[Rows excerpted from a collection]

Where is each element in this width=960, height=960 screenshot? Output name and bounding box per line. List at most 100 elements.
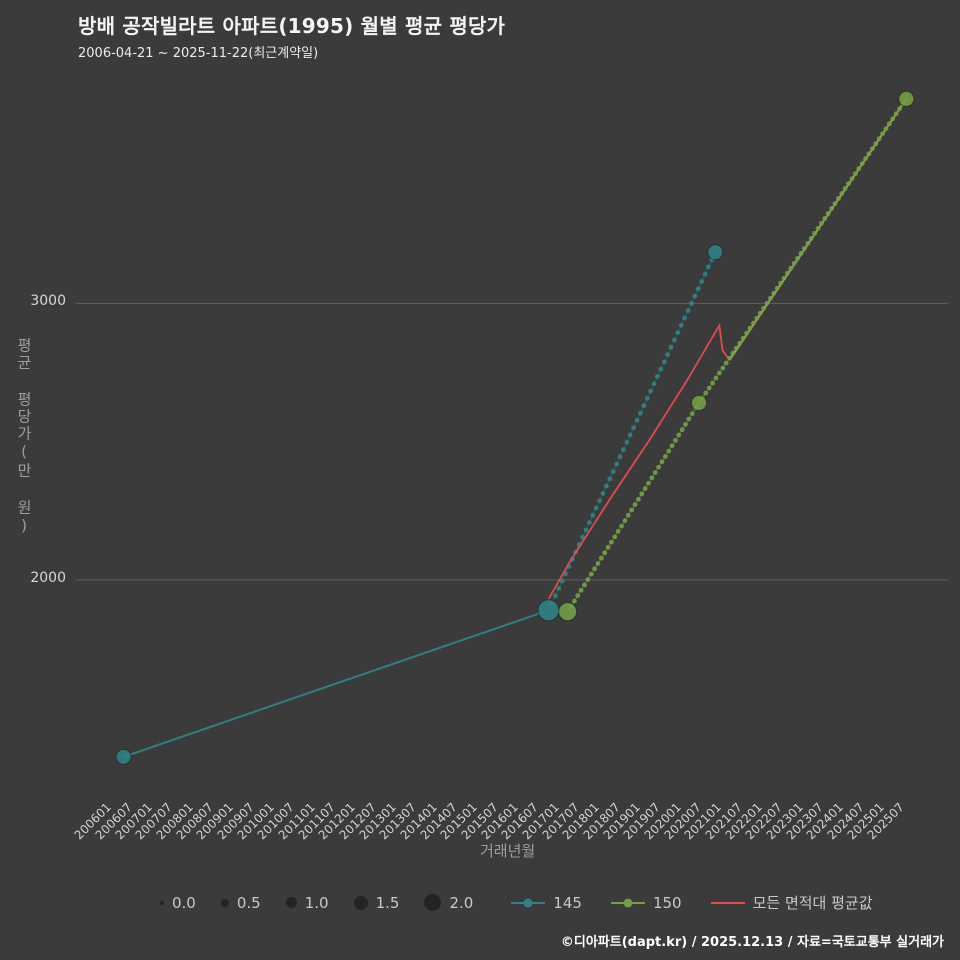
monthly-dot xyxy=(740,335,746,341)
y-axis-label: 평균 평당가(만 원) xyxy=(15,337,33,537)
monthly-dot xyxy=(602,550,608,556)
monthly-dot xyxy=(856,166,862,172)
monthly-dot xyxy=(655,374,660,379)
monthly-dot xyxy=(590,512,596,518)
monthly-dot xyxy=(771,290,777,296)
monthly-dot xyxy=(730,350,736,356)
transaction-bubble xyxy=(690,394,707,411)
transaction-bubble xyxy=(558,602,578,622)
monthly-dot xyxy=(839,191,845,196)
monthly-dot xyxy=(815,226,821,231)
monthly-dot xyxy=(669,443,675,449)
monthly-dot xyxy=(624,439,630,445)
monthly-dot xyxy=(893,111,899,117)
monthly-dot xyxy=(622,518,628,524)
monthly-dot xyxy=(615,528,621,534)
monthly-dot xyxy=(873,141,879,147)
monthly-dot xyxy=(859,161,865,167)
monthly-dot xyxy=(784,270,790,276)
monthly-dot xyxy=(683,421,688,427)
monthly-dot xyxy=(648,388,654,394)
monthly-dot xyxy=(552,593,558,599)
monthly-dot xyxy=(607,476,613,482)
transaction-bubble xyxy=(115,748,132,765)
monthly-dot xyxy=(666,448,672,454)
chart-legend: 0.0 0.5 1.0 1.5 2.0 145 150 모든 면적대 평균값 xyxy=(160,892,889,913)
legend-size-label: 2.0 xyxy=(449,893,474,912)
monthly-dot xyxy=(593,505,599,511)
monthly-dot xyxy=(825,211,831,216)
monthly-dot xyxy=(631,425,637,431)
monthly-dot xyxy=(774,285,780,291)
legend-size-label: 0.5 xyxy=(236,893,261,912)
monthly-dot xyxy=(676,432,682,438)
size-dot-icon xyxy=(353,895,368,910)
monthly-dot xyxy=(727,355,732,361)
monthly-dot xyxy=(897,106,902,112)
footer-credit: ©디아파트(dapt.kr) / 2025.12.13 / 자료=국토교통부 실… xyxy=(560,935,944,950)
chart-subtitle: 2006-04-21 ~ 2025-11-22(최근계약일) xyxy=(78,46,319,61)
monthly-dot xyxy=(592,566,597,572)
monthly-dot xyxy=(629,507,635,513)
monthly-dot xyxy=(649,475,655,481)
monthly-dot xyxy=(801,245,807,251)
series-모든 면적대 평균값 xyxy=(547,98,908,600)
size-dot-icon xyxy=(285,897,297,908)
monthly-dot xyxy=(600,490,606,496)
monthly-dot xyxy=(617,454,623,460)
monthly-dot xyxy=(679,427,685,433)
monthly-dot xyxy=(832,201,838,206)
monthly-dot xyxy=(610,469,616,474)
monthly-dot xyxy=(750,320,756,326)
monthly-dot xyxy=(733,345,739,351)
monthly-dot xyxy=(754,315,760,321)
monthly-dot xyxy=(612,534,618,540)
monthly-dot xyxy=(603,483,609,489)
monthly-dot xyxy=(575,593,581,599)
monthly-dot xyxy=(791,260,797,266)
monthly-dot xyxy=(559,578,565,584)
monthly-dot xyxy=(685,308,691,314)
monthly-dot xyxy=(883,126,889,132)
monthly-dot xyxy=(812,231,817,236)
monthly-dot xyxy=(597,498,602,504)
monthly-dot xyxy=(818,221,824,226)
monthly-dot xyxy=(692,293,698,299)
monthly-dot xyxy=(764,300,770,306)
monthly-dot xyxy=(880,131,885,137)
monthly-dot xyxy=(822,216,828,221)
monthly-dot xyxy=(706,385,712,391)
monthly-dot xyxy=(886,121,892,127)
legend-size-item: 1.0 xyxy=(285,894,329,912)
legend-size-label: 0.0 xyxy=(172,893,196,912)
monthly-dot xyxy=(571,598,577,604)
monthly-dot xyxy=(614,461,619,467)
monthly-dot xyxy=(635,496,641,502)
monthly-dot xyxy=(869,146,875,152)
monthly-dot xyxy=(852,171,858,177)
monthly-dot xyxy=(642,486,648,491)
size-dot-icon xyxy=(220,898,229,907)
monthly-dot xyxy=(866,151,872,157)
monthly-dot xyxy=(595,561,601,566)
monthly-dot xyxy=(761,305,766,311)
monthly-dot xyxy=(703,390,709,396)
monthly-dot xyxy=(665,352,671,357)
monthly-dot xyxy=(695,286,701,292)
monthly-dot xyxy=(588,571,594,577)
monthly-dot xyxy=(656,464,661,470)
monthly-dot xyxy=(808,236,814,241)
monthly-dot xyxy=(876,136,882,142)
monthly-dot xyxy=(682,315,688,321)
monthly-dot xyxy=(835,196,841,201)
monthly-dot xyxy=(702,271,708,277)
monthly-dot xyxy=(620,447,626,452)
monthly-dot xyxy=(795,255,800,261)
monthly-dot xyxy=(805,241,811,246)
monthly-dot xyxy=(675,330,681,336)
monthly-dot xyxy=(632,502,638,508)
legend-marker-icon xyxy=(610,898,645,907)
monthly-dot xyxy=(849,176,855,181)
legend-size-item: 0.0 xyxy=(160,894,196,912)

- [Aim]:
Retype the rows above, from the line containing "monthly-dot xyxy=(740,335,746,341)" through the line containing "monthly-dot xyxy=(612,534,618,540)", without any change.

- [Answer to the task]:
monthly-dot xyxy=(740,335,746,341)
y-axis-label: 평균 평당가(만 원) xyxy=(15,337,33,537)
monthly-dot xyxy=(602,550,608,556)
monthly-dot xyxy=(856,166,862,172)
monthly-dot xyxy=(655,374,660,379)
monthly-dot xyxy=(590,512,596,518)
monthly-dot xyxy=(771,290,777,296)
monthly-dot xyxy=(730,350,736,356)
transaction-bubble xyxy=(690,394,707,411)
transaction-bubble xyxy=(558,602,578,622)
monthly-dot xyxy=(839,191,845,196)
monthly-dot xyxy=(815,226,821,231)
monthly-dot xyxy=(669,443,675,449)
monthly-dot xyxy=(624,439,630,445)
monthly-dot xyxy=(893,111,899,117)
monthly-dot xyxy=(622,518,628,524)
monthly-dot xyxy=(615,528,621,534)
monthly-dot xyxy=(873,141,879,147)
monthly-dot xyxy=(859,161,865,167)
monthly-dot xyxy=(784,270,790,276)
monthly-dot xyxy=(683,421,688,427)
monthly-dot xyxy=(648,388,654,394)
monthly-dot xyxy=(552,593,558,599)
monthly-dot xyxy=(607,476,613,482)
transaction-bubble xyxy=(115,748,132,765)
monthly-dot xyxy=(666,448,672,454)
chart-legend: 0.0 0.5 1.0 1.5 2.0 145 150 모든 면적대 평균값 xyxy=(160,892,889,913)
legend-size-label: 2.0 xyxy=(449,893,474,912)
monthly-dot xyxy=(593,505,599,511)
monthly-dot xyxy=(825,211,831,216)
monthly-dot xyxy=(631,425,637,431)
monthly-dot xyxy=(774,285,780,291)
legend-size-label: 0.5 xyxy=(236,893,261,912)
monthly-dot xyxy=(676,432,682,438)
size-dot-icon xyxy=(353,895,368,910)
monthly-dot xyxy=(727,355,732,361)
monthly-dot xyxy=(897,106,902,112)
footer-credit: ©디아파트(dapt.kr) / 2025.12.13 / 자료=국토교통부 실… xyxy=(560,935,944,950)
chart-subtitle: 2006-04-21 ~ 2025-11-22(최근계약일) xyxy=(78,46,319,61)
monthly-dot xyxy=(592,566,597,572)
monthly-dot xyxy=(629,507,635,513)
monthly-dot xyxy=(649,475,655,481)
monthly-dot xyxy=(801,245,807,251)
series-모든 면적대 평균값 xyxy=(547,98,908,600)
size-dot-icon xyxy=(285,897,297,908)
monthly-dot xyxy=(600,490,606,496)
monthly-dot xyxy=(617,454,623,460)
monthly-dot xyxy=(679,427,685,433)
monthly-dot xyxy=(832,201,838,206)
monthly-dot xyxy=(610,469,616,474)
monthly-dot xyxy=(750,320,756,326)
monthly-dot xyxy=(733,345,739,351)
monthly-dot xyxy=(754,315,760,321)
monthly-dot xyxy=(612,534,618,540)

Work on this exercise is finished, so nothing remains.